§ Set exercise:
How many lines of these records hold the string "Bull"? Reply with the number alone.

Collected data entries
--- START ---
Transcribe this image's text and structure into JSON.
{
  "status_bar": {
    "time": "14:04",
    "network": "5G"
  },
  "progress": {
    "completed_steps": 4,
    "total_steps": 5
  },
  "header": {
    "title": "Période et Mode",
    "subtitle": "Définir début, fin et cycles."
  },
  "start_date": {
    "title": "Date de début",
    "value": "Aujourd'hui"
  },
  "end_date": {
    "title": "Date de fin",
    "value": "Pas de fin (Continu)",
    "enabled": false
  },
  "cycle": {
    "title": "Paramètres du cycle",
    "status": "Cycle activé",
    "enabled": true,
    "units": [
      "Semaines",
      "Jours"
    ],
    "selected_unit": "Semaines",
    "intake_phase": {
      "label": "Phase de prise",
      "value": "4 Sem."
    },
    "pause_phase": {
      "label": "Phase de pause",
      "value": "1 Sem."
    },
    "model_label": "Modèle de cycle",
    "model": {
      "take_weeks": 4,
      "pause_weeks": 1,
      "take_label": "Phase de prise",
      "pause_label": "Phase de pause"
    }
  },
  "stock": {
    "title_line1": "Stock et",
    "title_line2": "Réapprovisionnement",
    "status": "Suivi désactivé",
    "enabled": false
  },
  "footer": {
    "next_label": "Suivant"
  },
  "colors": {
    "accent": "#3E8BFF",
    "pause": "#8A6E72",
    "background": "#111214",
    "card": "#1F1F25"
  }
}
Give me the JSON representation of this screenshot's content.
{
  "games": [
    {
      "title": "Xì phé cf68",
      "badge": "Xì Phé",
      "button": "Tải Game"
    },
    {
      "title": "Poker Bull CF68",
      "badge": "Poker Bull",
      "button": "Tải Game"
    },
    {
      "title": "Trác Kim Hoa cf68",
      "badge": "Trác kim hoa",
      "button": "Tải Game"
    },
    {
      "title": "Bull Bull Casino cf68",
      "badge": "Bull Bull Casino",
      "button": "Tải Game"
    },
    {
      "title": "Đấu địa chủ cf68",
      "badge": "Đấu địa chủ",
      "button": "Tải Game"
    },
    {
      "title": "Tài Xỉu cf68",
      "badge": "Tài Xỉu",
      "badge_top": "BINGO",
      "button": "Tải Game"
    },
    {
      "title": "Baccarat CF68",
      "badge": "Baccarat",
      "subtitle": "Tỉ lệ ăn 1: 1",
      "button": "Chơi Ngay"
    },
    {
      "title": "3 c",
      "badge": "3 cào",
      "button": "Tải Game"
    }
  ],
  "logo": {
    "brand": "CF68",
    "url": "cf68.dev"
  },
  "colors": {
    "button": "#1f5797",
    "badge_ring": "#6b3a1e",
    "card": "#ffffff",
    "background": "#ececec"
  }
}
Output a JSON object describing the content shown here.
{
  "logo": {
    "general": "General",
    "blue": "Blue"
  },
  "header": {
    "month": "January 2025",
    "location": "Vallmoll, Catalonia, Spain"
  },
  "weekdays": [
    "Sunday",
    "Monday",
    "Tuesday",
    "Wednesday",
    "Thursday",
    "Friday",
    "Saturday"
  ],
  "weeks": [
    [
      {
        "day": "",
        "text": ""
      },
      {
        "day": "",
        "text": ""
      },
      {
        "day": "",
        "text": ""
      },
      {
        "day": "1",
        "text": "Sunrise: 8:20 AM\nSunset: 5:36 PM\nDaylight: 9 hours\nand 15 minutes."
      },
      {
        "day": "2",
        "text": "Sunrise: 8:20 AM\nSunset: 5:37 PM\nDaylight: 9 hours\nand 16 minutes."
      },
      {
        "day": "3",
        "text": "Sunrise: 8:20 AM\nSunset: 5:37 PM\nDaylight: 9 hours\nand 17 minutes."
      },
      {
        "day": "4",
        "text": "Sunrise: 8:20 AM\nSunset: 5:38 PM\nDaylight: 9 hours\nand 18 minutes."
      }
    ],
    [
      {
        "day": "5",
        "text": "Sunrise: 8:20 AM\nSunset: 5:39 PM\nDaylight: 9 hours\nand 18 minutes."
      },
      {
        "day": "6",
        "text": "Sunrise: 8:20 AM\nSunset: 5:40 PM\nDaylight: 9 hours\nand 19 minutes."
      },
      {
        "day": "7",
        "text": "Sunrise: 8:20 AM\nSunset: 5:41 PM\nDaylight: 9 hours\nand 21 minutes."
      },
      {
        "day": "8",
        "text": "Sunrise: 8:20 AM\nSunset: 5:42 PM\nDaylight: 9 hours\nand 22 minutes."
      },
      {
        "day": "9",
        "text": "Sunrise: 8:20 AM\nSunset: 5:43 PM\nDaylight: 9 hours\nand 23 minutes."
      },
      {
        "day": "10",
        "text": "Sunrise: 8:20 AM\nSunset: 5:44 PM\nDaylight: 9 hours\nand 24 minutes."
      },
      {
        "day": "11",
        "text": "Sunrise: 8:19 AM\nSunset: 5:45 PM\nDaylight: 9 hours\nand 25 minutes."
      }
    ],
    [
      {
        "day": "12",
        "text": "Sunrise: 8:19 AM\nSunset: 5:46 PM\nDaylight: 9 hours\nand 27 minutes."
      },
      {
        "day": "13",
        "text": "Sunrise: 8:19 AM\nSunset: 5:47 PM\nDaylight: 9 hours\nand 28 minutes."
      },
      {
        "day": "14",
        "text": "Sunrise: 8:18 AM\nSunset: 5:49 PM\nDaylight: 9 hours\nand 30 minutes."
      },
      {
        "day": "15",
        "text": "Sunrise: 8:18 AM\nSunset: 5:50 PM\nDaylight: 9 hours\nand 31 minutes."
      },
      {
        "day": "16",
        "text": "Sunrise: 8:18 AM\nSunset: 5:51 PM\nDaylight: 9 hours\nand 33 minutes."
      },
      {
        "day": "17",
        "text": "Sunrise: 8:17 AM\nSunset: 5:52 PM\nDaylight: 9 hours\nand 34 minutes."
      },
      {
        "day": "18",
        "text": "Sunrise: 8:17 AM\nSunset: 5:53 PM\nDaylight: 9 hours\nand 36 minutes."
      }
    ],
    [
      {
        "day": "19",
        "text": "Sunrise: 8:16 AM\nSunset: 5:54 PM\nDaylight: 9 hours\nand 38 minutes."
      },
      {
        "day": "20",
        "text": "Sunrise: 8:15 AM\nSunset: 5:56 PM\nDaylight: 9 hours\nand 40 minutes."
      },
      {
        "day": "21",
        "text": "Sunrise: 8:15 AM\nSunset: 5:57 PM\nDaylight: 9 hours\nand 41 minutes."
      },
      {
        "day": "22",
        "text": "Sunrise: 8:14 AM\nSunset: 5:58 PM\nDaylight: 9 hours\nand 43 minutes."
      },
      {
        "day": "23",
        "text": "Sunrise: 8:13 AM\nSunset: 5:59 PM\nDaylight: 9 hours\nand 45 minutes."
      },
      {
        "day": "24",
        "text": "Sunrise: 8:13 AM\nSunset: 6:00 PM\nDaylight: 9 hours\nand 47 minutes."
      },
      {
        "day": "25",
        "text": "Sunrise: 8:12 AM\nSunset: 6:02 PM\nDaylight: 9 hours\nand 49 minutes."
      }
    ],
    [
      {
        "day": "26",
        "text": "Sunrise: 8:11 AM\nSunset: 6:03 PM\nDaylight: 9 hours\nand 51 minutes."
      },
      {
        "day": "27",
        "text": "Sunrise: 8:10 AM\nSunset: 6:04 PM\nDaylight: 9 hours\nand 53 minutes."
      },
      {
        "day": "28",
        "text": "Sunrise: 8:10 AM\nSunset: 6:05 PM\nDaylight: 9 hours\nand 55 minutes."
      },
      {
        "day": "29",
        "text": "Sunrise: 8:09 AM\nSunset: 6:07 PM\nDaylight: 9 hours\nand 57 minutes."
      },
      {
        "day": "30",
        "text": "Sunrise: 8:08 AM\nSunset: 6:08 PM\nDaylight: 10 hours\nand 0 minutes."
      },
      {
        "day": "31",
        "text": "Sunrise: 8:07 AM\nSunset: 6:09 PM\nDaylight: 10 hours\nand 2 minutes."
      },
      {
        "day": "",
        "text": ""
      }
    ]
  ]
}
--- END ---
§ Solution to this exercise:
4